#### BRIEF:
Locate each line in the records containing "comma". Copy it.

#### DATA PROVIDED:

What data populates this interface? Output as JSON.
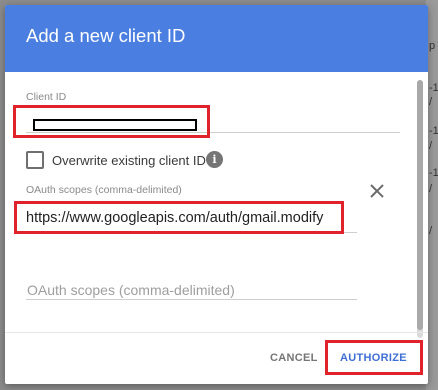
{
  "dialog": {
    "title": "Add a new client ID"
  },
  "client_id": {
    "label": "Client ID"
  },
  "overwrite": {
    "label": "Overwrite existing client ID",
    "checked": false,
    "info_icon": "info-icon"
  },
  "scopes": [
    {
      "label": "OAuth scopes (comma-delimited)",
      "value": "https://www.googleapis.com/auth/gmail.modify",
      "remove_icon": "close-icon"
    },
    {
      "placeholder": "OAuth scopes (comma-delimited)",
      "value": ""
    }
  ],
  "footer": {
    "cancel_label": "CANCEL",
    "authorize_label": "AUTHORIZE"
  },
  "background_page": {
    "glyphs": [
      "p",
      "-1",
      "/",
      "-1",
      "/",
      "-1",
      "/",
      "/"
    ]
  },
  "colors": {
    "header": "#4a7ee0",
    "primary_button": "#3f6fd6",
    "annotation_highlight": "#e0232b"
  }
}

#### TASK ANSWER:
      "label": "OAuth scopes (comma-delimited)",
      "placeholder": "OAuth scopes (comma-delimited)",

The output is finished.